[SUPPLIED DATA]:
--*--

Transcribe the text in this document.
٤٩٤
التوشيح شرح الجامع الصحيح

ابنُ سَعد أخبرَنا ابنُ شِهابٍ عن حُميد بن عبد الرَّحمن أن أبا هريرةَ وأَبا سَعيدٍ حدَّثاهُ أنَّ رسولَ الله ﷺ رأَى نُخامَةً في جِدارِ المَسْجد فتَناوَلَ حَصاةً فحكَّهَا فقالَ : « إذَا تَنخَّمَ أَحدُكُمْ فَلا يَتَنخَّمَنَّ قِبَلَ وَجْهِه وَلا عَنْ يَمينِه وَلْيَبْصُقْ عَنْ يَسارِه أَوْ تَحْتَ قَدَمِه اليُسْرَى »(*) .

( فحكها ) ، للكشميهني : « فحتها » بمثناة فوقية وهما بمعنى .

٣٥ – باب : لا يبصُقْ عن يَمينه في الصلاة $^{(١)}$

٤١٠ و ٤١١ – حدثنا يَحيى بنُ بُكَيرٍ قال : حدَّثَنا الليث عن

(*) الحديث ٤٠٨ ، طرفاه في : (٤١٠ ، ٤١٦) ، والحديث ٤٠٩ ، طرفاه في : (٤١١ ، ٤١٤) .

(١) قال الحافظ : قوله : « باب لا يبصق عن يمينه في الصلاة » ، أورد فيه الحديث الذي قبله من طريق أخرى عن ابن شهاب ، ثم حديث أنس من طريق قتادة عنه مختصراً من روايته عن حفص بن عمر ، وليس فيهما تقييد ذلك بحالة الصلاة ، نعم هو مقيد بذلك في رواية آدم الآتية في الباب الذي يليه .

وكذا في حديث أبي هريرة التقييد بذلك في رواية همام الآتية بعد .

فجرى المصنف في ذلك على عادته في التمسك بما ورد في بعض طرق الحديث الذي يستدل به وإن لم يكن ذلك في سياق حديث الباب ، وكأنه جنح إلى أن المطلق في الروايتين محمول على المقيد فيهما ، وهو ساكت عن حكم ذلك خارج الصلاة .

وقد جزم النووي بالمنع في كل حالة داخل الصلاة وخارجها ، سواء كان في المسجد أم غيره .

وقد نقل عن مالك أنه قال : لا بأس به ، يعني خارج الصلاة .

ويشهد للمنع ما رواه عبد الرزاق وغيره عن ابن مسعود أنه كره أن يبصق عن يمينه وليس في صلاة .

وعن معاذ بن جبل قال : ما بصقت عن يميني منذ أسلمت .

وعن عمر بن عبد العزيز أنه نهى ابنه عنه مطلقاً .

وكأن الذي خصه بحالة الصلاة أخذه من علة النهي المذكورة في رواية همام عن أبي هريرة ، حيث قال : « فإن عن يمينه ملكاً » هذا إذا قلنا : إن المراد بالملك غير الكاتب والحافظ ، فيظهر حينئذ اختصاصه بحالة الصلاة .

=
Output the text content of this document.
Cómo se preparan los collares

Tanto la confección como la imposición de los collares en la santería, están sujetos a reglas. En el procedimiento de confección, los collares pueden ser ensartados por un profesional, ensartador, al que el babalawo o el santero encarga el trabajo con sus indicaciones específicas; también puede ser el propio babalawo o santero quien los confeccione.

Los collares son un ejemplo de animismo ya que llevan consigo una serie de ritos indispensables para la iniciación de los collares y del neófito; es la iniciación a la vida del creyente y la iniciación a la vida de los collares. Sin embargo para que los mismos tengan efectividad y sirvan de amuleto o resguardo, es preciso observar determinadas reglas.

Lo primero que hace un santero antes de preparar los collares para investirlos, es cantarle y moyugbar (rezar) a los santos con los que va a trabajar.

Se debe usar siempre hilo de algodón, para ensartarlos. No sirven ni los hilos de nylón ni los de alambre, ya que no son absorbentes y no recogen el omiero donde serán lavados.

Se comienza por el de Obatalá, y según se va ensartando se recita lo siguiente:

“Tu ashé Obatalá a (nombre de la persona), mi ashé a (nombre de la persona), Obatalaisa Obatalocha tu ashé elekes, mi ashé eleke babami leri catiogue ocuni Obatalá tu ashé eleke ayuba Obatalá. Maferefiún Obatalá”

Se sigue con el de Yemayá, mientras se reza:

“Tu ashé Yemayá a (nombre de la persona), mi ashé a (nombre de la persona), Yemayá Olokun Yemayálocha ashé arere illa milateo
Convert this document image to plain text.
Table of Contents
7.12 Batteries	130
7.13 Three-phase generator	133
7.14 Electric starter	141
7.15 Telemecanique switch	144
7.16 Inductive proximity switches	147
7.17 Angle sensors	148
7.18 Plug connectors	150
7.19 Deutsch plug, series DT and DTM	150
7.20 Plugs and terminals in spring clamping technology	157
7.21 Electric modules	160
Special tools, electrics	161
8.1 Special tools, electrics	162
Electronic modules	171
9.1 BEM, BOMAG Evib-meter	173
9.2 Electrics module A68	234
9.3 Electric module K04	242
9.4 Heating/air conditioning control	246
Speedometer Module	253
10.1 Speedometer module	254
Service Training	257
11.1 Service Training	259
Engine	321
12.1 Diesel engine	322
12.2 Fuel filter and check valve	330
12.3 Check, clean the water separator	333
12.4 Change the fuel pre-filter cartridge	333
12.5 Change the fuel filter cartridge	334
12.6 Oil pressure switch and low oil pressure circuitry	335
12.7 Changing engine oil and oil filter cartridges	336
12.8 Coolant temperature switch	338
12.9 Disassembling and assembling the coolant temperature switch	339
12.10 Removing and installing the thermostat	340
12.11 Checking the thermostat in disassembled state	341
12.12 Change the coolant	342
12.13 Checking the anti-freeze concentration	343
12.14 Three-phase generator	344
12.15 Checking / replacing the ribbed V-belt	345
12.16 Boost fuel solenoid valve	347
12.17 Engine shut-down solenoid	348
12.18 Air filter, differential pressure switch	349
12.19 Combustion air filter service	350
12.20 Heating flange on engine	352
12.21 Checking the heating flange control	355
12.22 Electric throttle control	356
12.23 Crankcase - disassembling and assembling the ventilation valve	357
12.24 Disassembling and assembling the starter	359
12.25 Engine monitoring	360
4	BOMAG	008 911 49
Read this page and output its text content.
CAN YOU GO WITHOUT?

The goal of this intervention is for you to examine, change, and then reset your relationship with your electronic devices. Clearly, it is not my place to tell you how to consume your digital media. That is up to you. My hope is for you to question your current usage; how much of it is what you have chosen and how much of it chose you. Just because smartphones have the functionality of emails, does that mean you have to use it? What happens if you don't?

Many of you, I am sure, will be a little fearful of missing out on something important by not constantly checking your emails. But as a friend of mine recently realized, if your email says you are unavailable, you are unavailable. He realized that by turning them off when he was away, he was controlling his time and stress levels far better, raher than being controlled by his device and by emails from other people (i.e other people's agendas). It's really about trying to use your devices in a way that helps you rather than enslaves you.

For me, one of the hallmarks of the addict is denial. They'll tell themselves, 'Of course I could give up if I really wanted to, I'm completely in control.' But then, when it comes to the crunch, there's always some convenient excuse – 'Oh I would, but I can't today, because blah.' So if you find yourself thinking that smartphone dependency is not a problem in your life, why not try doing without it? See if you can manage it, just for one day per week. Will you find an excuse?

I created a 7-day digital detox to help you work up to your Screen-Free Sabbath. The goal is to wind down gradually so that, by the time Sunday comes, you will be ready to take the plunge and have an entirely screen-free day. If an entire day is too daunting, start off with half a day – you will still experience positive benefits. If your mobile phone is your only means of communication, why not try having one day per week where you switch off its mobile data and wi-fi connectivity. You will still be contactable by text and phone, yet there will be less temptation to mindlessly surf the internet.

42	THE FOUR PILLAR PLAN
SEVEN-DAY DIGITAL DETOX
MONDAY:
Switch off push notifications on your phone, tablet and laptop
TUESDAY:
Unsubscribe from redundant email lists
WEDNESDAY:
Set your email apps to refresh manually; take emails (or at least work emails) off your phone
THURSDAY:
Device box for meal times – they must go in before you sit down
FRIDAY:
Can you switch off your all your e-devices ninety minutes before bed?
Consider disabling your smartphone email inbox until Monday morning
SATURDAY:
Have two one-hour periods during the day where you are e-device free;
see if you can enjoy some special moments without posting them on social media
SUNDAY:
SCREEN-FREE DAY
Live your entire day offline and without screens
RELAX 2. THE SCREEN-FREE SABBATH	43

--*--

[TASK PROMPT]:
Copy, from the material above, each line in which the string "وليس" occurs.

[REPLY TO THE EXERCISE]:
(١) قال الحافظ : قوله : « باب لا يبصق عن يمينه في الصلاة » ، أورد فيه الحديث الذي قبله من طريق أخرى عن ابن شهاب ، ثم حديث أنس من طريق قتادة عنه مختصراً من روايته عن حفص بن عمر ، وليس فيهما تقييد ذلك بحالة الصلاة ، نعم هو مقيد بذلك في رواية آدم الآتية في الباب الذي يليه .
ويشهد للمنع ما رواه عبد الرزاق وغيره عن ابن مسعود أنه كره أن يبصق عن يمينه وليس في صلاة .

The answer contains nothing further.